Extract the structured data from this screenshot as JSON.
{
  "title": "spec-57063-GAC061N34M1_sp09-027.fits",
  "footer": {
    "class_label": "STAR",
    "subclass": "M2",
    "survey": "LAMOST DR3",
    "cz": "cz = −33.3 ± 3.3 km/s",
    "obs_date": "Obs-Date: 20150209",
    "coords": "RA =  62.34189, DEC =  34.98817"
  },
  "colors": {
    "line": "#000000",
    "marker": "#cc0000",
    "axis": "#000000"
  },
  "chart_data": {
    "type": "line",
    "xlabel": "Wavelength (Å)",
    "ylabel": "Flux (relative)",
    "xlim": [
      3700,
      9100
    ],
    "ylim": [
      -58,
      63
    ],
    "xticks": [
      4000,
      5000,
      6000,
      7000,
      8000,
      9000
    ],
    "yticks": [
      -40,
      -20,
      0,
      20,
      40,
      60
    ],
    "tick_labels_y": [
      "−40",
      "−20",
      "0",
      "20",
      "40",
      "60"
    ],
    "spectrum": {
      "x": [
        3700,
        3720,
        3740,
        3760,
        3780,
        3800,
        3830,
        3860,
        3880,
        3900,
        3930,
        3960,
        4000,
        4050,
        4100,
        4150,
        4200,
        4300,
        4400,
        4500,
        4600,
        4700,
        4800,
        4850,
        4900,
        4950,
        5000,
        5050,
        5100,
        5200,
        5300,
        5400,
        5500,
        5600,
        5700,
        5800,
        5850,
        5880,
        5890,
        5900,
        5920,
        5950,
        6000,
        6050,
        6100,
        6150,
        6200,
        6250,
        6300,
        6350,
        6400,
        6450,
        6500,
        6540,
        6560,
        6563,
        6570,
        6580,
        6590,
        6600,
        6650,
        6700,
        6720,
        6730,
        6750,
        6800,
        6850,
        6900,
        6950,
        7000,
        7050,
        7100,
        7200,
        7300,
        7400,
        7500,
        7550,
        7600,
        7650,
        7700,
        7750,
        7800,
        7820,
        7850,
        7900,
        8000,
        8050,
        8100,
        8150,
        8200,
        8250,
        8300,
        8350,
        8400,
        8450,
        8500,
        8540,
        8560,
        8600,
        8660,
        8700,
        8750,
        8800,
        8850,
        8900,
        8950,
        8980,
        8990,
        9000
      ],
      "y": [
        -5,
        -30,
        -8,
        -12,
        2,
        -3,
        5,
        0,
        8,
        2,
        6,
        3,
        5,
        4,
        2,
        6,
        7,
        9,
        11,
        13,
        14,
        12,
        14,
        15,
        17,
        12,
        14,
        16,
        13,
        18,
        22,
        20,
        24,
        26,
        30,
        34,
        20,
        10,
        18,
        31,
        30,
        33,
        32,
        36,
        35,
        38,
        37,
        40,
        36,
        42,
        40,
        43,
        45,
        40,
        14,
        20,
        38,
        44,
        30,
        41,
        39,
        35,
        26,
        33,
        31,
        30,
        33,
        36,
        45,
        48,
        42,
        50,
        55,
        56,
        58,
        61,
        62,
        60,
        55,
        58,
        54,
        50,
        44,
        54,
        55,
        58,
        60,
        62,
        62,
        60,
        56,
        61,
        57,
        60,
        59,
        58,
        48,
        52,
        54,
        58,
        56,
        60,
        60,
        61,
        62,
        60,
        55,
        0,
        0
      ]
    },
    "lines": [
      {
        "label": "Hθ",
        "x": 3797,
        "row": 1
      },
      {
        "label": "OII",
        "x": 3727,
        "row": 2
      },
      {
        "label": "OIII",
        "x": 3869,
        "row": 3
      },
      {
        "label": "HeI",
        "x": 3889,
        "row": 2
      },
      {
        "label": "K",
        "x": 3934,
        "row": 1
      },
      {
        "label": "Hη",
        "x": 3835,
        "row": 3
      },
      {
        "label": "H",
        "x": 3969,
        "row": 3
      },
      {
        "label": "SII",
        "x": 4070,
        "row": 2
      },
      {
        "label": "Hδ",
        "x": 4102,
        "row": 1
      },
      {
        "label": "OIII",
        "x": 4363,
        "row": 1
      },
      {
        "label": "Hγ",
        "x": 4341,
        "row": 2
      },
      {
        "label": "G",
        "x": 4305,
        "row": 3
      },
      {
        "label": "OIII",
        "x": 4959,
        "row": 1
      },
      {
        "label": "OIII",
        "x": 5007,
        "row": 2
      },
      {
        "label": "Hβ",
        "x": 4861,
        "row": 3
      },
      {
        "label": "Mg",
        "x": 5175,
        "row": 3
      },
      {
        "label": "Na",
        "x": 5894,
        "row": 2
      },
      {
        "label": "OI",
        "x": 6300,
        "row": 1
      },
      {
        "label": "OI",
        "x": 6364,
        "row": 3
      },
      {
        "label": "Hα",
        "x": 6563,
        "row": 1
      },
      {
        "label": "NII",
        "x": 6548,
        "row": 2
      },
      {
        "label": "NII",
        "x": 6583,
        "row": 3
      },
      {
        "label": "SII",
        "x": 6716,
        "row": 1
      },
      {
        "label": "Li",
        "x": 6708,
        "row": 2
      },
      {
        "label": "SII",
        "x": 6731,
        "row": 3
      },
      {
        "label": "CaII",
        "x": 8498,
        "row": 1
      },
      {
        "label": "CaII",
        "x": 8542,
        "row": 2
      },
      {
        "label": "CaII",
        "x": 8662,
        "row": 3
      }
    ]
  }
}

TASK OBJECTIVE
Extract all of the data shown above and repeat it verbatim.

ANSWER TO THIS PROBLEM
Extract the structured data from this screenshot as JSON.
{
  "title": "spec-57063-GAC061N34M1_sp09-027.fits",
  "footer": {
    "class_label": "STAR",
    "subclass": "M2",
    "survey": "LAMOST DR3",
    "cz": "cz = −33.3 ± 3.3 km/s",
    "obs_date": "Obs-Date: 20150209",
    "coords": "RA =  62.34189, DEC =  34.98817"
  },
  "colors": {
    "line": "#000000",
    "marker": "#cc0000",
    "axis": "#000000"
  },
  "chart_data": {
    "type": "line",
    "xlabel": "Wavelength (Å)",
    "ylabel": "Flux (relative)",
    "xlim": [
      3700,
      9100
    ],
    "ylim": [
      -58,
      63
    ],
    "xticks": [
      4000,
      5000,
      6000,
      7000,
      8000,
      9000
    ],
    "yticks": [
      -40,
      -20,
      0,
      20,
      40,
      60
    ],
    "tick_labels_y": [
      "−40",
      "−20",
      "0",
      "20",
      "40",
      "60"
    ],
    "spectrum": {
      "x": [
        3700,
        3720,
        3740,
        3760,
        3780,
        3800,
        3830,
        3860,
        3880,
        3900,
        3930,
        3960,
        4000,
        4050,
        4100,
        4150,
        4200,
        4300,
        4400,
        4500,
        4600,
        4700,
        4800,
        4850,
        4900,
        4950,
        5000,
        5050,
        5100,
        5200,
        5300,
        5400,
        5500,
        5600,
        5700,
        5800,
        5850,
        5880,
        5890,
        5900,
        5920,
        5950,
        6000,
        6050,
        6100,
        6150,
        6200,
        6250,
        6300,
        6350,
        6400,
        6450,
        6500,
        6540,
        6560,
        6563,
        6570,
        6580,
        6590,
        6600,
        6650,
        6700,
        6720,
        6730,
        6750,
        6800,
        6850,
        6900,
        6950,
        7000,
        7050,
        7100,
        7200,
        7300,
        7400,
        7500,
        7550,
        7600,
        7650,
        7700,
        7750,
        7800,
        7820,
        7850,
        7900,
        8000,
        8050,
        8100,
        8150,
        8200,
        8250,
        8300,
        8350,
        8400,
        8450,
        8500,
        8540,
        8560,
        8600,
        8660,
        8700,
        8750,
        8800,
        8850,
        8900,
        8950,
        8980,
        8990,
        9000
      ],
      "y": [
        -5,
        -30,
        -8,
        -12,
        2,
        -3,
        5,
        0,
        8,
        2,
        6,
        3,
        5,
        4,
        2,
        6,
        7,
        9,
        11,
        13,
        14,
        12,
        14,
        15,
        17,
        12,
        14,
        16,
        13,
        18,
        22,
        20,
        24,
        26,
        30,
        34,
        20,
        10,
        18,
        31,
        30,
        33,
        32,
        36,
        35,
        38,
        37,
        40,
        36,
        42,
        40,
        43,
        45,
        40,
        14,
        20,
        38,
        44,
        30,
        41,
        39,
        35,
        26,
        33,
        31,
        30,
        33,
        36,
        45,
        48,
        42,
        50,
        55,
        56,
        58,
        61,
        62,
        60,
        55,
        58,
        54,
        50,
        44,
        54,
        55,
        58,
        60,
        62,
        62,
        60,
        56,
        61,
        57,
        60,
        59,
        58,
        48,
        52,
        54,
        58,
        56,
        60,
        60,
        61,
        62,
        60,
        55,
        0,
        0
      ]
    },
    "lines": [
      {
        "label": "Hθ",
        "x": 3797,
        "row": 1
      },
      {
        "label": "OII",
        "x": 3727,
        "row": 2
      },
      {
        "label": "OIII",
        "x": 3869,
        "row": 3
      },
      {
        "label": "HeI",
        "x": 3889,
        "row": 2
      },
      {
        "label": "K",
        "x": 3934,
        "row": 1
      },
      {
        "label": "Hη",
        "x": 3835,
        "row": 3
      },
      {
        "label": "H",
        "x": 3969,
        "row": 3
      },
      {
        "label": "SII",
        "x": 4070,
        "row": 2
      },
      {
        "label": "Hδ",
        "x": 4102,
        "row": 1
      },
      {
        "label": "OIII",
        "x": 4363,
        "row": 1
      },
      {
        "label": "Hγ",
        "x": 4341,
        "row": 2
      },
      {
        "label": "G",
        "x": 4305,
        "row": 3
      },
      {
        "label": "OIII",
        "x": 4959,
        "row": 1
      },
      {
        "label": "OIII",
        "x": 5007,
        "row": 2
      },
      {
        "label": "Hβ",
        "x": 4861,
        "row": 3
      },
      {
        "label": "Mg",
        "x": 5175,
        "row": 3
      },
      {
        "label": "Na",
        "x": 5894,
        "row": 2
      },
      {
        "label": "OI",
        "x": 6300,
        "row": 1
      },
      {
        "label": "OI",
        "x": 6364,
        "row": 3
      },
      {
        "label": "Hα",
        "x": 6563,
        "row": 1
      },
      {
        "label": "NII",
        "x": 6548,
        "row": 2
      },
      {
        "label": "NII",
        "x": 6583,
        "row": 3
      },
      {
        "label": "SII",
        "x": 6716,
        "row": 1
      },
      {
        "label": "Li",
        "x": 6708,
        "row": 2
      },
      {
        "label": "SII",
        "x": 6731,
        "row": 3
      },
      {
        "label": "CaII",
        "x": 8498,
        "row": 1
      },
      {
        "label": "CaII",
        "x": 8542,
        "row": 2
      },
      {
        "label": "CaII",
        "x": 8662,
        "row": 3
      }
    ]
  }
}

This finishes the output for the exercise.